Records that describe figures

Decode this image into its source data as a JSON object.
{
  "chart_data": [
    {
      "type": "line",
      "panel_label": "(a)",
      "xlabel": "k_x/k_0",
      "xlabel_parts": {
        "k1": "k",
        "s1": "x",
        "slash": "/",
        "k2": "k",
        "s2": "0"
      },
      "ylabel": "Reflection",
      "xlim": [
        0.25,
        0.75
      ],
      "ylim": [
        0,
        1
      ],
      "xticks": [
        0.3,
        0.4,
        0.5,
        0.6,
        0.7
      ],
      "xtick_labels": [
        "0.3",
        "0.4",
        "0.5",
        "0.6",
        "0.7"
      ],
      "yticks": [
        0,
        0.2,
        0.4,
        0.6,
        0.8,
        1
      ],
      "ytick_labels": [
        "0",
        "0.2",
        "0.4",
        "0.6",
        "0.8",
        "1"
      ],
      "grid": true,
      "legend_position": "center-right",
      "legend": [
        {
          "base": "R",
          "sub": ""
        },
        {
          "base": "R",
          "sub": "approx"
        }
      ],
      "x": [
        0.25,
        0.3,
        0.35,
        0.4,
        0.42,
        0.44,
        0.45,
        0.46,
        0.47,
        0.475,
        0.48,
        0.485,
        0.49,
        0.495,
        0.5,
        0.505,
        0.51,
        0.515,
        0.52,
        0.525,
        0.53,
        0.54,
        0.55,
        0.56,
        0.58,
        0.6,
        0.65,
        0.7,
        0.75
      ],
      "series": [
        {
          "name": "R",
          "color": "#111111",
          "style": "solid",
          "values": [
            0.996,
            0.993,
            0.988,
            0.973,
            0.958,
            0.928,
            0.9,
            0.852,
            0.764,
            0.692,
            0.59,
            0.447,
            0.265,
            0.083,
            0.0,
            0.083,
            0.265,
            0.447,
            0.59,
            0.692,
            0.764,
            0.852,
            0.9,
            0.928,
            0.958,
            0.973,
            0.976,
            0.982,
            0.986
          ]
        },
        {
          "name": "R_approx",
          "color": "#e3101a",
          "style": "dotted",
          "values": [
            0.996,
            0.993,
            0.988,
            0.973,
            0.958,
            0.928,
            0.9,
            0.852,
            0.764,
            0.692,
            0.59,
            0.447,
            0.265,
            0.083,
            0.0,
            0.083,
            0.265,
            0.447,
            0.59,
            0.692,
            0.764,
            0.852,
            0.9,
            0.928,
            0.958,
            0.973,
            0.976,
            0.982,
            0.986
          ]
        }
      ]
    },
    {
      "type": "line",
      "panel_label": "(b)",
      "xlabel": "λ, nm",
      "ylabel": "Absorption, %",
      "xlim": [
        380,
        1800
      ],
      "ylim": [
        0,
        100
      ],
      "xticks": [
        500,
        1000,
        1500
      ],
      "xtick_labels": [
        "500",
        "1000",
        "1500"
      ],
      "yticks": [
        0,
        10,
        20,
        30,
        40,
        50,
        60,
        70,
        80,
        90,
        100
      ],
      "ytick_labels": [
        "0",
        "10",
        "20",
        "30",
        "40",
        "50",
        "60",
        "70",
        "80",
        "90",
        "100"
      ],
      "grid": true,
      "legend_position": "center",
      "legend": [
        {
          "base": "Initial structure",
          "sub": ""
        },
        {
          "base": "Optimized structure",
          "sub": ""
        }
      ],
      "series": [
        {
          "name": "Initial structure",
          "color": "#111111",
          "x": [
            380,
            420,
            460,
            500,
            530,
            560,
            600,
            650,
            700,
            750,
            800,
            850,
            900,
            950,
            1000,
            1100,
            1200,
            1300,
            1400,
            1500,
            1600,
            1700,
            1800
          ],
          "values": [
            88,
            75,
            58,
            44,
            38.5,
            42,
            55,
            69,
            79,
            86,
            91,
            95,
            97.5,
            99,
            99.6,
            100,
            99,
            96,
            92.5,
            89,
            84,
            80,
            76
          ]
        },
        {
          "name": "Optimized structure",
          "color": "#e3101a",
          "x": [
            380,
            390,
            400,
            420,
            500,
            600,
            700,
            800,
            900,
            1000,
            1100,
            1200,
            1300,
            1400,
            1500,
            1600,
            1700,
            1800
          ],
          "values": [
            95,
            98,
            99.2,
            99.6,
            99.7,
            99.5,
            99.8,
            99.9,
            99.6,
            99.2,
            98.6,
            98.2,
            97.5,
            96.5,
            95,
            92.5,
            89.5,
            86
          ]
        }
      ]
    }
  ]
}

§ What to work on: Reproduce every line of the material above exactly.

§ Exercise result:
Decode this image into its source data as a JSON object.
{
  "chart_data": [
    {
      "type": "line",
      "panel_label": "(a)",
      "xlabel": "k_x/k_0",
      "xlabel_parts": {
        "k1": "k",
        "s1": "x",
        "slash": "/",
        "k2": "k",
        "s2": "0"
      },
      "ylabel": "Reflection",
      "xlim": [
        0.25,
        0.75
      ],
      "ylim": [
        0,
        1
      ],
      "xticks": [
        0.3,
        0.4,
        0.5,
        0.6,
        0.7
      ],
      "xtick_labels": [
        "0.3",
        "0.4",
        "0.5",
        "0.6",
        "0.7"
      ],
      "yticks": [
        0,
        0.2,
        0.4,
        0.6,
        0.8,
        1
      ],
      "ytick_labels": [
        "0",
        "0.2",
        "0.4",
        "0.6",
        "0.8",
        "1"
      ],
      "grid": true,
      "legend_position": "center-right",
      "legend": [
        {
          "base": "R",
          "sub": ""
        },
        {
          "base": "R",
          "sub": "approx"
        }
      ],
      "x": [
        0.25,
        0.3,
        0.35,
        0.4,
        0.42,
        0.44,
        0.45,
        0.46,
        0.47,
        0.475,
        0.48,
        0.485,
        0.49,
        0.495,
        0.5,
        0.505,
        0.51,
        0.515,
        0.52,
        0.525,
        0.53,
        0.54,
        0.55,
        0.56,
        0.58,
        0.6,
        0.65,
        0.7,
        0.75
      ],
      "series": [
        {
          "name": "R",
          "color": "#111111",
          "style": "solid",
          "values": [
            0.996,
            0.993,
            0.988,
            0.973,
            0.958,
            0.928,
            0.9,
            0.852,
            0.764,
            0.692,
            0.59,
            0.447,
            0.265,
            0.083,
            0.0,
            0.083,
            0.265,
            0.447,
            0.59,
            0.692,
            0.764,
            0.852,
            0.9,
            0.928,
            0.958,
            0.973,
            0.976,
            0.982,
            0.986
          ]
        },
        {
          "name": "R_approx",
          "color": "#e3101a",
          "style": "dotted",
          "values": [
            0.996,
            0.993,
            0.988,
            0.973,
            0.958,
            0.928,
            0.9,
            0.852,
            0.764,
            0.692,
            0.59,
            0.447,
            0.265,
            0.083,
            0.0,
            0.083,
            0.265,
            0.447,
            0.59,
            0.692,
            0.764,
            0.852,
            0.9,
            0.928,
            0.958,
            0.973,
            0.976,
            0.982,
            0.986
          ]
        }
      ]
    },
    {
      "type": "line",
      "panel_label": "(b)",
      "xlabel": "λ, nm",
      "ylabel": "Absorption, %",
      "xlim": [
        380,
        1800
      ],
      "ylim": [
        0,
        100
      ],
      "xticks": [
        500,
        1000,
        1500
      ],
      "xtick_labels": [
        "500",
        "1000",
        "1500"
      ],
      "yticks": [
        0,
        10,
        20,
        30,
        40,
        50,
        60,
        70,
        80,
        90,
        100
      ],
      "ytick_labels": [
        "0",
        "10",
        "20",
        "30",
        "40",
        "50",
        "60",
        "70",
        "80",
        "90",
        "100"
      ],
      "grid": true,
      "legend_position": "center",
      "legend": [
        {
          "base": "Initial structure",
          "sub": ""
        },
        {
          "base": "Optimized structure",
          "sub": ""
        }
      ],
      "series": [
        {
          "name": "Initial structure",
          "color": "#111111",
          "x": [
            380,
            420,
            460,
            500,
            530,
            560,
            600,
            650,
            700,
            750,
            800,
            850,
            900,
            950,
            1000,
            1100,
            1200,
            1300,
            1400,
            1500,
            1600,
            1700,
            1800
          ],
          "values": [
            88,
            75,
            58,
            44,
            38.5,
            42,
            55,
            69,
            79,
            86,
            91,
            95,
            97.5,
            99,
            99.6,
            100,
            99,
            96,
            92.5,
            89,
            84,
            80,
            76
          ]
        },
        {
          "name": "Optimized structure",
          "color": "#e3101a",
          "x": [
            380,
            390,
            400,
            420,
            500,
            600,
            700,
            800,
            900,
            1000,
            1100,
            1200,
            1300,
            1400,
            1500,
            1600,
            1700,
            1800
          ],
          "values": [
            95,
            98,
            99.2,
            99.6,
            99.7,
            99.5,
            99.8,
            99.9,
            99.6,
            99.2,
            98.6,
            98.2,
            97.5,
            96.5,
            95,
            92.5,
            89.5,
            86
          ]
        }
      ]
    }
  ]
}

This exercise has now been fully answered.